-- WHAT YOU SHOULD DO --
Of the lines in the entries, how many hold the word "title"? Give that number alone.

-- EXERCISE INPUTS --
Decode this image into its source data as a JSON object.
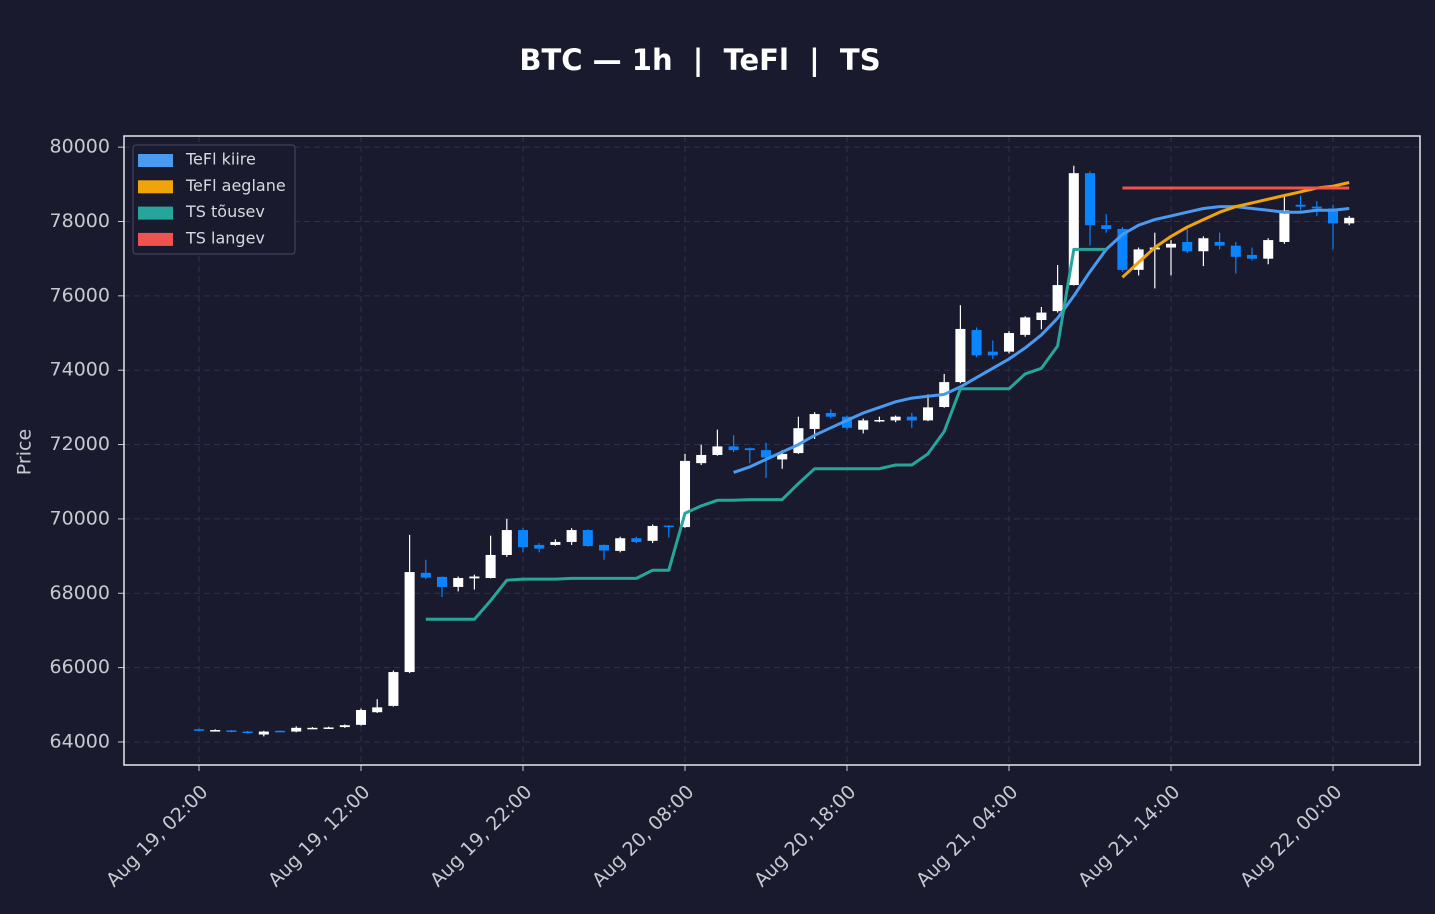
{
  "chart_data": {
    "type": "candlestick",
    "title": "BTC — 1h  |  TeFl  |  TS",
    "y_label": "Price",
    "x": [
      "Aug 19, 02:00",
      "Aug 19, 03:00",
      "Aug 19, 04:00",
      "Aug 19, 05:00",
      "Aug 19, 06:00",
      "Aug 19, 07:00",
      "Aug 19, 08:00",
      "Aug 19, 09:00",
      "Aug 19, 10:00",
      "Aug 19, 11:00",
      "Aug 19, 12:00",
      "Aug 19, 13:00",
      "Aug 19, 14:00",
      "Aug 19, 15:00",
      "Aug 19, 16:00",
      "Aug 19, 17:00",
      "Aug 19, 18:00",
      "Aug 19, 19:00",
      "Aug 19, 20:00",
      "Aug 19, 21:00",
      "Aug 19, 22:00",
      "Aug 19, 23:00",
      "Aug 20, 00:00",
      "Aug 20, 01:00",
      "Aug 20, 02:00",
      "Aug 20, 03:00",
      "Aug 20, 04:00",
      "Aug 20, 05:00",
      "Aug 20, 06:00",
      "Aug 20, 07:00",
      "Aug 20, 08:00",
      "Aug 20, 09:00",
      "Aug 20, 10:00",
      "Aug 20, 11:00",
      "Aug 20, 12:00",
      "Aug 20, 13:00",
      "Aug 20, 14:00",
      "Aug 20, 15:00",
      "Aug 20, 16:00",
      "Aug 20, 17:00",
      "Aug 20, 18:00",
      "Aug 20, 19:00",
      "Aug 20, 20:00",
      "Aug 20, 21:00",
      "Aug 20, 22:00",
      "Aug 20, 23:00",
      "Aug 21, 00:00",
      "Aug 21, 01:00",
      "Aug 21, 02:00",
      "Aug 21, 03:00",
      "Aug 21, 04:00",
      "Aug 21, 05:00",
      "Aug 21, 06:00",
      "Aug 21, 07:00",
      "Aug 21, 08:00",
      "Aug 21, 09:00",
      "Aug 21, 10:00",
      "Aug 21, 11:00",
      "Aug 21, 12:00",
      "Aug 21, 13:00",
      "Aug 21, 14:00",
      "Aug 21, 15:00",
      "Aug 21, 16:00",
      "Aug 21, 17:00",
      "Aug 21, 18:00",
      "Aug 21, 19:00",
      "Aug 21, 20:00",
      "Aug 21, 21:00",
      "Aug 21, 22:00",
      "Aug 21, 23:00",
      "Aug 22, 00:00",
      "Aug 22, 01:00"
    ],
    "open": [
      64340,
      64310,
      64310,
      64280,
      64200,
      64300,
      64280,
      64370,
      64380,
      64400,
      64460,
      64800,
      64970,
      65880,
      68550,
      68440,
      68170,
      68400,
      68410,
      69030,
      69700,
      69300,
      69300,
      69380,
      69700,
      69300,
      69140,
      69480,
      69410,
      69820,
      69780,
      71500,
      71720,
      71950,
      71900,
      71850,
      71600,
      71770,
      72420,
      72850,
      72750,
      72400,
      72650,
      72650,
      72750,
      72650,
      73010,
      73680,
      75080,
      74500,
      74500,
      74950,
      75350,
      75590,
      76290,
      79300,
      77900,
      77800,
      76700,
      77250,
      77300,
      77450,
      77200,
      77450,
      77350,
      77100,
      77000,
      77450,
      78450,
      78400,
      78350,
      77950
    ],
    "high": [
      64360,
      64340,
      64320,
      64300,
      64300,
      64310,
      64420,
      64400,
      64410,
      64470,
      64900,
      65150,
      65920,
      69570,
      68900,
      68450,
      68450,
      68500,
      69550,
      70000,
      69750,
      69350,
      69450,
      69750,
      69720,
      69310,
      69520,
      69520,
      69850,
      69830,
      71750,
      72000,
      72400,
      72250,
      71920,
      72050,
      71850,
      72750,
      72870,
      72950,
      72780,
      72700,
      72750,
      72780,
      72850,
      73350,
      73900,
      75750,
      75150,
      74800,
      75050,
      75450,
      75700,
      76830,
      79500,
      79350,
      78200,
      77850,
      77300,
      77700,
      77500,
      77850,
      77600,
      77700,
      77450,
      77300,
      77550,
      78700,
      78700,
      78550,
      78450,
      78150
    ],
    "low": [
      64290,
      64290,
      64260,
      64230,
      64150,
      64260,
      64260,
      64350,
      64360,
      64380,
      64440,
      64780,
      64950,
      65850,
      68380,
      67900,
      68050,
      68100,
      68400,
      68980,
      69100,
      69100,
      69280,
      69300,
      69250,
      68900,
      69100,
      69350,
      69350,
      69500,
      69760,
      71450,
      71700,
      71800,
      71500,
      71100,
      71350,
      71750,
      72150,
      72700,
      72400,
      72300,
      72600,
      72600,
      72450,
      72630,
      72990,
      73650,
      74350,
      74300,
      74450,
      74900,
      75100,
      75550,
      76280,
      77350,
      77700,
      76650,
      76550,
      76200,
      76550,
      77150,
      76800,
      77250,
      76600,
      76950,
      76850,
      77400,
      78300,
      78150,
      77250,
      77900
    ],
    "close": [
      64310,
      64320,
      64280,
      64250,
      64280,
      64280,
      64380,
      64380,
      64390,
      64450,
      64860,
      64930,
      65880,
      68570,
      68420,
      68170,
      68410,
      68450,
      69030,
      69700,
      69240,
      69200,
      69380,
      69700,
      69270,
      69150,
      69480,
      69380,
      69810,
      69800,
      71560,
      71720,
      71950,
      71850,
      71850,
      71650,
      71750,
      72440,
      72820,
      72750,
      72450,
      72650,
      72660,
      72750,
      72650,
      73000,
      73680,
      75110,
      74400,
      74400,
      75000,
      75420,
      75550,
      76290,
      79300,
      77900,
      77800,
      76700,
      77250,
      77300,
      77400,
      77200,
      77550,
      77350,
      77050,
      77000,
      77500,
      78300,
      78400,
      78350,
      77950,
      78100
    ],
    "up_color": "#ffffff",
    "down_color": "#0a84ff",
    "series": [
      {
        "name": "TeFl kiire",
        "color": "#4a9af0",
        "values": [
          null,
          null,
          null,
          null,
          null,
          null,
          null,
          null,
          null,
          null,
          null,
          null,
          null,
          null,
          null,
          null,
          null,
          null,
          null,
          null,
          null,
          null,
          null,
          null,
          null,
          null,
          null,
          null,
          null,
          null,
          null,
          null,
          null,
          71250,
          71400,
          71600,
          71800,
          72000,
          72250,
          72450,
          72650,
          72850,
          73000,
          73150,
          73250,
          73300,
          73350,
          73550,
          73800,
          74050,
          74300,
          74600,
          74950,
          75400,
          76000,
          76650,
          77250,
          77650,
          77900,
          78050,
          78150,
          78250,
          78350,
          78400,
          78400,
          78350,
          78300,
          78250,
          78250,
          78300,
          78300,
          78350
        ]
      },
      {
        "name": "TeFl aeglane",
        "color": "#f0a30a",
        "values": [
          null,
          null,
          null,
          null,
          null,
          null,
          null,
          null,
          null,
          null,
          null,
          null,
          null,
          null,
          null,
          null,
          null,
          null,
          null,
          null,
          null,
          null,
          null,
          null,
          null,
          null,
          null,
          null,
          null,
          null,
          null,
          null,
          null,
          null,
          null,
          null,
          null,
          null,
          null,
          null,
          null,
          null,
          null,
          null,
          null,
          null,
          null,
          null,
          null,
          null,
          null,
          null,
          null,
          null,
          null,
          null,
          null,
          76500,
          76900,
          77300,
          77600,
          77850,
          78050,
          78250,
          78400,
          78500,
          78600,
          78700,
          78800,
          78900,
          78950,
          79050
        ]
      },
      {
        "name": "TS tõusev",
        "color": "#26a69a",
        "values": [
          null,
          null,
          null,
          null,
          null,
          null,
          null,
          null,
          null,
          null,
          null,
          null,
          null,
          null,
          67300,
          67300,
          67300,
          67300,
          67800,
          68350,
          68380,
          68380,
          68380,
          68400,
          68400,
          68400,
          68400,
          68400,
          68620,
          68620,
          70150,
          70350,
          70500,
          70500,
          70520,
          70520,
          70520,
          70950,
          71350,
          71350,
          71350,
          71350,
          71350,
          71450,
          71450,
          71750,
          72350,
          73500,
          73500,
          73500,
          73500,
          73900,
          74050,
          74650,
          77250,
          77250,
          77250,
          null,
          null,
          null,
          null,
          null,
          null,
          null,
          null,
          null,
          null,
          null,
          null,
          null,
          null,
          null
        ]
      },
      {
        "name": "TS langev",
        "color": "#ef5350",
        "values": [
          null,
          null,
          null,
          null,
          null,
          null,
          null,
          null,
          null,
          null,
          null,
          null,
          null,
          null,
          null,
          null,
          null,
          null,
          null,
          null,
          null,
          null,
          null,
          null,
          null,
          null,
          null,
          null,
          null,
          null,
          null,
          null,
          null,
          null,
          null,
          null,
          null,
          null,
          null,
          null,
          null,
          null,
          null,
          null,
          null,
          null,
          null,
          null,
          null,
          null,
          null,
          null,
          null,
          null,
          null,
          null,
          null,
          78900,
          78900,
          78900,
          78900,
          78900,
          78900,
          78900,
          78900,
          78900,
          78900,
          78900,
          78900,
          78900,
          78900,
          78900
        ]
      }
    ],
    "ylim": [
      63380,
      80300
    ],
    "yticks": [
      64000,
      66000,
      68000,
      70000,
      72000,
      74000,
      76000,
      78000,
      80000
    ],
    "xticks": [
      "Aug 19, 02:00",
      "Aug 19, 12:00",
      "Aug 19, 22:00",
      "Aug 20, 08:00",
      "Aug 20, 18:00",
      "Aug 21, 04:00",
      "Aug 21, 14:00",
      "Aug 22, 00:00"
    ],
    "grid": true,
    "legend": "upper left"
  }
}
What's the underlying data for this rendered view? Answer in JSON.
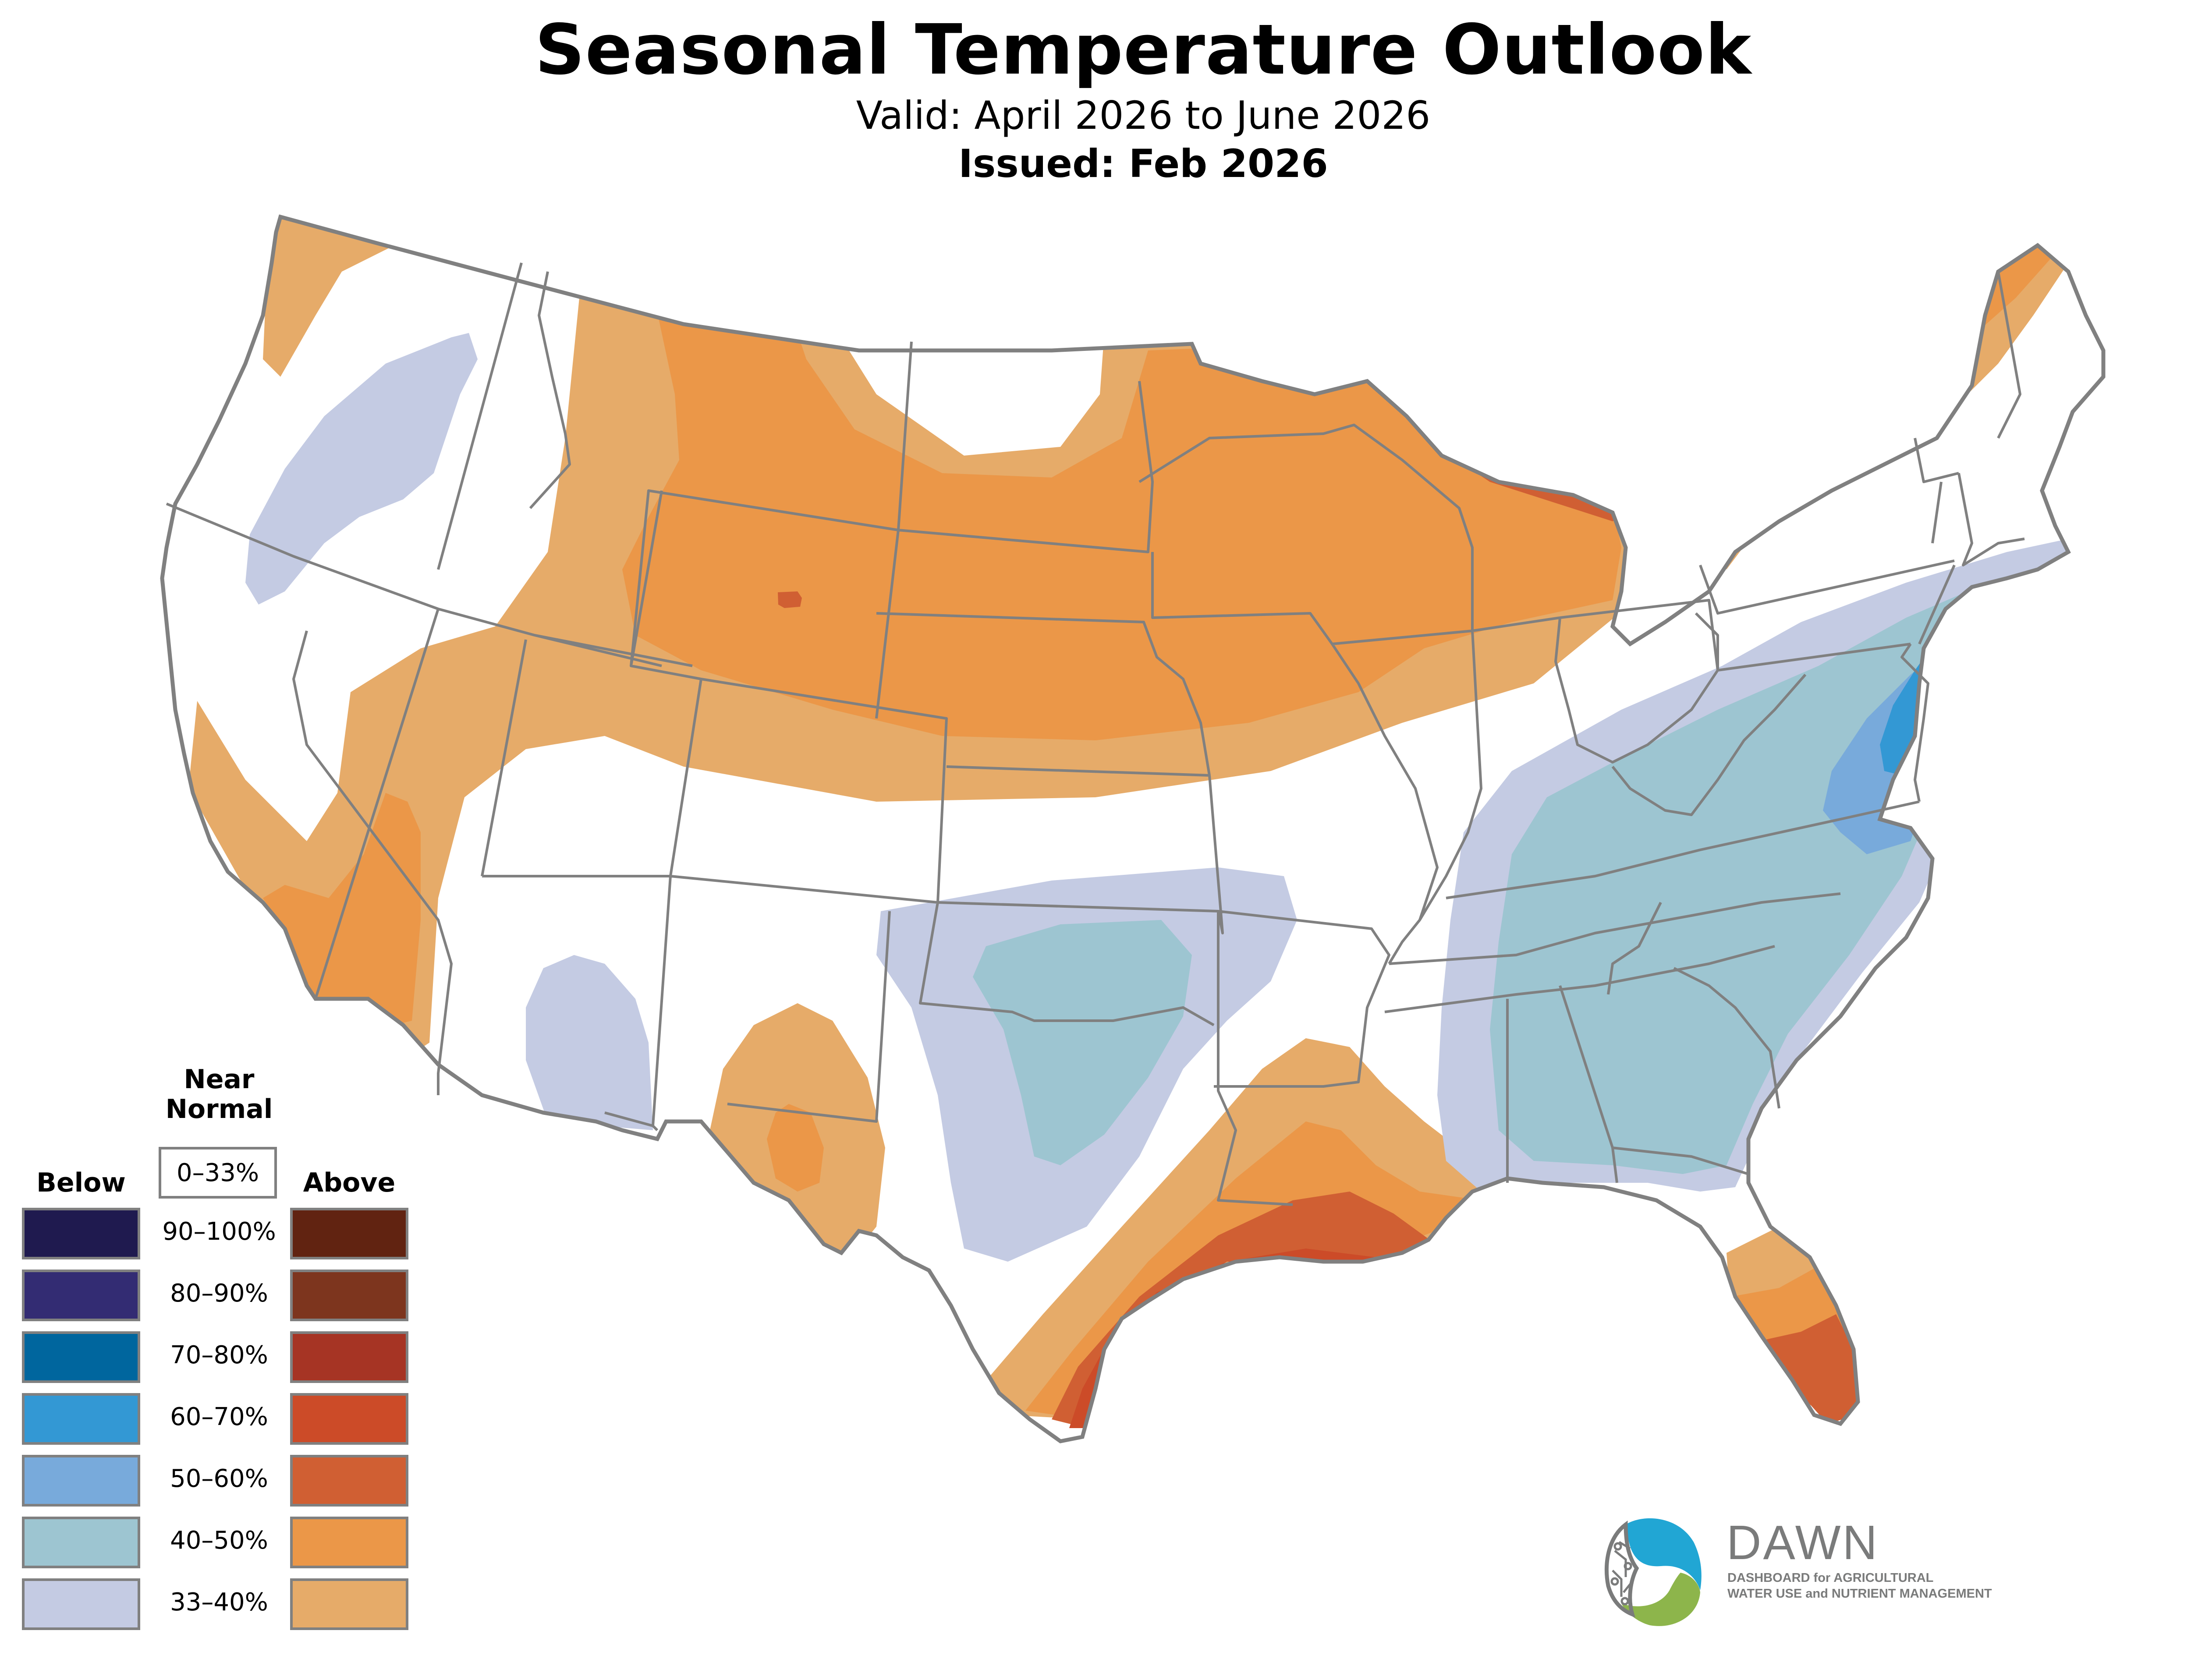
{
  "header": {
    "title": "Seasonal Temperature Outlook",
    "valid": "Valid: April 2026 to June 2026",
    "issued": "Issued: Feb 2026"
  },
  "legend": {
    "near_normal_line1": "Near",
    "near_normal_line2": "Normal",
    "near_normal_range": "0–33%",
    "below_label": "Below",
    "above_label": "Above",
    "rows": [
      {
        "range": "90–100%",
        "below_color": "#1f1a4f",
        "above_color": "#612311"
      },
      {
        "range": "80–90%",
        "below_color": "#332c73",
        "above_color": "#7d351e"
      },
      {
        "range": "70–80%",
        "below_color": "#00669e",
        "above_color": "#a63424"
      },
      {
        "range": "60–70%",
        "below_color": "#3398d4",
        "above_color": "#cc4b28"
      },
      {
        "range": "50–60%",
        "below_color": "#78aadb",
        "above_color": "#d05f33"
      },
      {
        "range": "40–50%",
        "below_color": "#9dc5d1",
        "above_color": "#eb9748"
      },
      {
        "range": "33–40%",
        "below_color": "#c4cbe3",
        "above_color": "#e6ab69"
      }
    ]
  },
  "map": {
    "border_color": "#808080",
    "categories": {
      "above_33_40": "#e6ab69",
      "above_40_50": "#eb9748",
      "above_50_60": "#d05f33",
      "above_60_70": "#cc4b28",
      "below_33_40": "#c4cbe3",
      "below_40_50": "#9dc5d1",
      "below_50_60": "#78aadb",
      "below_60_70": "#3398d4"
    }
  },
  "logo": {
    "name": "DAWN",
    "tagline_line1": "DASHBOARD for AGRICULTURAL",
    "tagline_line2": "WATER USE and NUTRIENT MANAGEMENT",
    "blue": "#21a6d4",
    "green": "#8db54b",
    "gray": "#7a7b7b"
  }
}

-- TASK RESPONSE --
2